*Extract provided*
YOU WANT ME TO PUT THIS THING ON!?

All right now is the defining attribute of quarians, their environment suits. In order for this to make sense we have to think, who were the first quarians to wear suits? Aethyta the matriarch-bartender on Illium makes an off-hand comment about how some species don't remember what quarians look like under the suits. This implies it's been at least longer then say a Turian/Human/Salarian's lifespan.

That doesn't make sense though! Quarians cannot have been wearing suits for that long because they had no need to. The first generation quarians lived without suits, as we can easily assume the second did, and more then likely the third. So how far down until quarians got sickly enough to wear environment suits? It's only been 15 generations at most!

I can understand why all quarians would have an environment suit, after all with their rickety ships it's probably a safe bet that hull breaches are common so maybe as the ships aged it became common practice to wear the suits at all times just in case. Now here is a reason why they are isolated from germs, not only are their ships sterile-ish but they're double isolated in their suits.

Unfortunately that idea too fails. See, the quarians are stated as taking turns working in the Liveships. Now there are only three Liveships, which contain ALL the food for the flotilla, I would think that these ships would be kept in like-new condition. Thus the chance of a hull breach would be minimal. So if a quarian was working there, they wouldn't have a good reason to wear their environment suit.

You can say that these suits are comfortable, and that quarians are used to wearing them but I can tell you one thing. They wouldn't be wearing those damn helmets all the time on their ships (you can put a helmet on in seconds in case of a hull breach). Also, the liveship workers would probably want to "air out" so those that are on the liveships would be in direct contact with germs and when their tours are done they would bring these germs back to their home ships. Thus they would maintain the same immune system they had when they first formed the flotilla.

*Using the information*
1. For the quarian suit essay, answer yes or no to each statement below and quote the words that decide it. (a) The text says there are only three Liveships. (b) The text says the first generation of quarians wore suits. (c) The text says Aethyta works as a bartender on Illium.
2. Switch "Illium" to "the Citadel" in the quarian suit essay, and write out everything from "YOU WANT ME" down to "generations at most!".

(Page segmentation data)
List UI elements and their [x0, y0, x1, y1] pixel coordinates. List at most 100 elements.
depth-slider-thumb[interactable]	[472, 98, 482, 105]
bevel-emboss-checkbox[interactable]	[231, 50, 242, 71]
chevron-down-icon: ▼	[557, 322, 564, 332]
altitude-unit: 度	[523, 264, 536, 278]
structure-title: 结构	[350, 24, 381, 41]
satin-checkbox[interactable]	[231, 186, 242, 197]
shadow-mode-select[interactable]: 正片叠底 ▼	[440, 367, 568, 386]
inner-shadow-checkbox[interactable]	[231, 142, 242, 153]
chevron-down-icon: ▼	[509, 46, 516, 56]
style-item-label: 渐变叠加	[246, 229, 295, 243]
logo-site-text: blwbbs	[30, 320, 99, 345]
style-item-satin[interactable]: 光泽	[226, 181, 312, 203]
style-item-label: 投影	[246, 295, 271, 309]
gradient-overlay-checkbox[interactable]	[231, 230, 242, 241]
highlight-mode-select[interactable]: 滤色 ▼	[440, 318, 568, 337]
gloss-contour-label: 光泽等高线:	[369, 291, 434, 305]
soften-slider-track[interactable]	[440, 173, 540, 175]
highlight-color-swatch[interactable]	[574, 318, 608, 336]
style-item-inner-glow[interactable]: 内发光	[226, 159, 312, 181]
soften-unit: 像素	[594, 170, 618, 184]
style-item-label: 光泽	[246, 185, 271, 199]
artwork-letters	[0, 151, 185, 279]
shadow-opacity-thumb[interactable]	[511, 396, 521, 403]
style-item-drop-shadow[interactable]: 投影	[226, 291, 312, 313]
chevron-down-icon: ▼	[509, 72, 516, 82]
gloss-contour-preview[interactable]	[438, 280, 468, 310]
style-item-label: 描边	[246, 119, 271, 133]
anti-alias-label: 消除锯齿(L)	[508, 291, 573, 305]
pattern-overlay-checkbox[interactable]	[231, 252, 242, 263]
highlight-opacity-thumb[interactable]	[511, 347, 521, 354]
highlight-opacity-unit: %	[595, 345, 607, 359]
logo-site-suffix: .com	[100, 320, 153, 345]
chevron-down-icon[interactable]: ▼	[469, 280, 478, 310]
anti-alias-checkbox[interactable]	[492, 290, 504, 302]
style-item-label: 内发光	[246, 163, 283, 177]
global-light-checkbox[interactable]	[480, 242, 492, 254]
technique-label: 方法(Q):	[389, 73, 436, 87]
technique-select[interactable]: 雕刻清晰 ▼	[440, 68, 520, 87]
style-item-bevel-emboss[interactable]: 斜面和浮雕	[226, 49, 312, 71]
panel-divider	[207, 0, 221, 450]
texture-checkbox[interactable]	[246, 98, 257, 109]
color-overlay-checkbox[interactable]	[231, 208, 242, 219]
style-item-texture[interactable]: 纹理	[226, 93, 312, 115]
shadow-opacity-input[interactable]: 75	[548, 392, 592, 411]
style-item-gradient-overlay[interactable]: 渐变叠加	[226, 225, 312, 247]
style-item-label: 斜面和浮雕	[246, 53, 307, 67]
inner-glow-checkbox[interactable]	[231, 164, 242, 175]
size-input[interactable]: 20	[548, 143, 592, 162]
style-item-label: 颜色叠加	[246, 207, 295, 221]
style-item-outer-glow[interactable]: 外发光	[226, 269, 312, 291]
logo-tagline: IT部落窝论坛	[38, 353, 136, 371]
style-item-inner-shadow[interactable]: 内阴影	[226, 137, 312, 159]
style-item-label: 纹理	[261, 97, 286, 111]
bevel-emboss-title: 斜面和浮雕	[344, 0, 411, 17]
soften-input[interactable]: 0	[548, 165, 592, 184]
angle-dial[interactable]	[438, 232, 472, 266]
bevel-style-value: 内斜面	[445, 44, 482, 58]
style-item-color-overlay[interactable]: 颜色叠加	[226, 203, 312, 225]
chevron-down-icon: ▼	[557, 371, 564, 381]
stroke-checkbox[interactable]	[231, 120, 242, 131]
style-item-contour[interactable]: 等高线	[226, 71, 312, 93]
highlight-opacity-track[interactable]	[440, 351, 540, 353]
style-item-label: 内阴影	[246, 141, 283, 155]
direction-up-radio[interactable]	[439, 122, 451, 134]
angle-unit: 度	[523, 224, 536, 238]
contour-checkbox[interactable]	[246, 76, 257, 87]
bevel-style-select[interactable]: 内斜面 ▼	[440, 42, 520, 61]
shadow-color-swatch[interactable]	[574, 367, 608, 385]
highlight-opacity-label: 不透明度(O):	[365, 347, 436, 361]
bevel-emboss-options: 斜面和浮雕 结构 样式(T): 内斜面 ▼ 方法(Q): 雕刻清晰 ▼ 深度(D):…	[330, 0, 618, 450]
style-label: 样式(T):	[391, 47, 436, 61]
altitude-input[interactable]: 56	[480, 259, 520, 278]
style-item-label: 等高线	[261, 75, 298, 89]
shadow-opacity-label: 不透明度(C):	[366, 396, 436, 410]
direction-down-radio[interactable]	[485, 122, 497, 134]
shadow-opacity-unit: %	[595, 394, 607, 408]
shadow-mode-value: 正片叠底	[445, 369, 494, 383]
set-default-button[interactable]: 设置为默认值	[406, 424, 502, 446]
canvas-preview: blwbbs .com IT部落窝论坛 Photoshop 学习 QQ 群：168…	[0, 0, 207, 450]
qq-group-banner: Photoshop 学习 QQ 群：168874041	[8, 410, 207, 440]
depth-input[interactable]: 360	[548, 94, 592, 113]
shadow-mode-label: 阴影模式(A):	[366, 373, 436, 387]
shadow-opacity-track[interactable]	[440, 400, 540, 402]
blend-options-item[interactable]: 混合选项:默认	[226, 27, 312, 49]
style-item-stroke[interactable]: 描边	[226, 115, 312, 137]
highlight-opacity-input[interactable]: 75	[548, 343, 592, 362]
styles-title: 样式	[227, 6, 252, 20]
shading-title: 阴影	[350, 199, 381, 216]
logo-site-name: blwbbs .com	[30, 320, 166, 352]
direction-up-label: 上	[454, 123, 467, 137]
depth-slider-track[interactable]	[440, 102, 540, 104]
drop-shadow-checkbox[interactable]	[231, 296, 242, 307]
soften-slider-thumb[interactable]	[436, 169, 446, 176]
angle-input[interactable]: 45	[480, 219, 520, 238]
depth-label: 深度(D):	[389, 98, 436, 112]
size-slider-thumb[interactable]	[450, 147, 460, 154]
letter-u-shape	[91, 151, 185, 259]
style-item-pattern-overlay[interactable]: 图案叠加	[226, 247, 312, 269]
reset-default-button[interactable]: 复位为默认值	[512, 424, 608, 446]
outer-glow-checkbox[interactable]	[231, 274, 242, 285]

*Solutions*
1.
(a) Yes: "Now there are only three Liveships"
(b) No: "The first generation quarians lived without suits"
(c) Yes: "Aethyta the matriarch-bartender on Illium"

2.
YOU WANT ME TO PUT THIS THING ON!?

All right now is the defining attribute of quarians, their environment suits. In order for this to make sense we have to think, who were the first quarians to wear suits? Aethyta the matriarch-bartender on the Citadel makes an off-hand comment about how some species don't remember what quarians look like under the suits. This implies it's been at least longer then say a Turian/Human/Salarian's lifespan.

That doesn't make sense though! Quarians cannot have been wearing suits for that long because they had no need to. The first generation quarians lived without suits, as we can easily assume the second did, and more then likely the third. So how far down until quarians got sickly enough to wear environment suits? It's only been 15 generations at most!